**TASK GOAL**
Write the data out again in full, with no departure from the original.

**RECORDED INFORMATION**
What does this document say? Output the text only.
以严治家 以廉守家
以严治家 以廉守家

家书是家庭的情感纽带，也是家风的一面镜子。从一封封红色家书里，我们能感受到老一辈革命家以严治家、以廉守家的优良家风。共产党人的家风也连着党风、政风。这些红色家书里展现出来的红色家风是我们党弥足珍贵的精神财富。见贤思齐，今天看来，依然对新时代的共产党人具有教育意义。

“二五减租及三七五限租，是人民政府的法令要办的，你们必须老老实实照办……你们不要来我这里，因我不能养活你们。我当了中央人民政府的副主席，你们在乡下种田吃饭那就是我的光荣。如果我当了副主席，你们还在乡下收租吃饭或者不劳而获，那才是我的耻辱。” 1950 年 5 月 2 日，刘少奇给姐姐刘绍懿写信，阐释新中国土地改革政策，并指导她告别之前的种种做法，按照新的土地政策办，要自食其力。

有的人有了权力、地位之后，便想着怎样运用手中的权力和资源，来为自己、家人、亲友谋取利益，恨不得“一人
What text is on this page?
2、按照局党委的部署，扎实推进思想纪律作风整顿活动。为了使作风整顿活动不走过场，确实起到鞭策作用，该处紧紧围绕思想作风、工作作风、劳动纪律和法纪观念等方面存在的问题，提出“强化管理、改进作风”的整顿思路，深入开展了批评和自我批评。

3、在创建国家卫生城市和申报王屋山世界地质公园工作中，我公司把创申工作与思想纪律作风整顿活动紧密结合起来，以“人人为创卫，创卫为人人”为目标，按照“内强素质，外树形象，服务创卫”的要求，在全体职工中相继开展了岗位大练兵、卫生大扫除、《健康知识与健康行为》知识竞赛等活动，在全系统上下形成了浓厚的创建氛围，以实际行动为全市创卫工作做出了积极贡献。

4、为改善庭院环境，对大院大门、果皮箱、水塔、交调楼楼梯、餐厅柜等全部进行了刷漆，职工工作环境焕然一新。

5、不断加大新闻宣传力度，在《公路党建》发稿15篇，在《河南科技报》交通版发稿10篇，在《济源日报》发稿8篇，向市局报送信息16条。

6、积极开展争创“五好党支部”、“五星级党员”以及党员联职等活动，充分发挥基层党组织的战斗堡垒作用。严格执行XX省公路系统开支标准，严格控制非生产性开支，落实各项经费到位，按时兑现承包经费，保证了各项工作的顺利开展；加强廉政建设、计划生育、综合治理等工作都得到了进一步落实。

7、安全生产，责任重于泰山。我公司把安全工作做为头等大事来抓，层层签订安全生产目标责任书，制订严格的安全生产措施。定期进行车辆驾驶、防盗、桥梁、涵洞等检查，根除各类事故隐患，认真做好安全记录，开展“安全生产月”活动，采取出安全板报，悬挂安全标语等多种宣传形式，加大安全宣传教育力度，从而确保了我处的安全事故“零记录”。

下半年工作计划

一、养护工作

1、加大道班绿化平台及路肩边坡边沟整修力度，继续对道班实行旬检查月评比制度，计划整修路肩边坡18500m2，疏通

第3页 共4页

**EXERCISE SOLUTION**
What does this document say? Output the text only.
以严治家 以廉守家
以严治家 以廉守家

家书是家庭的情感纽带，也是家风的一面镜子。从一封封红色家书里，我们能感受到老一辈革命家以严治家、以廉守家的优良家风。共产党人的家风也连着党风、政风。这些红色家书里展现出来的红色家风是我们党弥足珍贵的精神财富。见贤思齐，今天看来，依然对新时代的共产党人具有教育意义。

“二五减租及三七五限租，是人民政府的法令要办的，你们必须老老实实照办……你们不要来我这里，因我不能养活你们。我当了中央人民政府的副主席，你们在乡下种田吃饭那就是我的光荣。如果我当了副主席，你们还在乡下收租吃饭或者不劳而获，那才是我的耻辱。” 1950 年 5 月 2 日，刘少奇给姐姐刘绍懿写信，阐释新中国土地改革政策，并指导她告别之前的种种做法，按照新的土地政策办，要自食其力。

有的人有了权力、地位之后，便想着怎样运用手中的权力和资源，来为自己、家人、亲友谋取利益，恨不得“一人
What text is on this page?
2、按照局党委的部署，扎实推进思想纪律作风整顿活动。为了使作风整顿活动不走过场，确实起到鞭策作用，该处紧紧围绕思想作风、工作作风、劳动纪律和法纪观念等方面存在的问题，提出“强化管理、改进作风”的整顿思路，深入开展了批评和自我批评。

3、在创建国家卫生城市和申报王屋山世界地质公园工作中，我公司把创申工作与思想纪律作风整顿活动紧密结合起来，以“人人为创卫，创卫为人人”为目标，按照“内强素质，外树形象，服务创卫”的要求，在全体职工中相继开展了岗位大练兵、卫生大扫除、《健康知识与健康行为》知识竞赛等活动，在全系统上下形成了浓厚的创建氛围，以实际行动为全市创卫工作做出了积极贡献。

4、为改善庭院环境，对大院大门、果皮箱、水塔、交调楼楼梯、餐厅柜等全部进行了刷漆，职工工作环境焕然一新。

5、不断加大新闻宣传力度，在《公路党建》发稿15篇，在《河南科技报》交通版发稿10篇，在《济源日报》发稿8篇，向市局报送信息16条。

6、积极开展争创“五好党支部”、“五星级党员”以及党员联职等活动，充分发挥基层党组织的战斗堡垒作用。严格执行XX省公路系统开支标准，严格控制非生产性开支，落实各项经费到位，按时兑现承包经费，保证了各项工作的顺利开展；加强廉政建设、计划生育、综合治理等工作都得到了进一步落实。

7、安全生产，责任重于泰山。我公司把安全工作做为头等大事来抓，层层签订安全生产目标责任书，制订严格的安全生产措施。定期进行车辆驾驶、防盗、桥梁、涵洞等检查，根除各类事故隐患，认真做好安全记录，开展“安全生产月”活动，采取出安全板报，悬挂安全标语等多种宣传形式，加大安全宣传教育力度，从而确保了我处的安全事故“零记录”。

下半年工作计划

一、养护工作

1、加大道班绿化平台及路肩边坡边沟整修力度，继续对道班实行旬检查月评比制度，计划整修路肩边坡18500m2，疏通

第3页 共4页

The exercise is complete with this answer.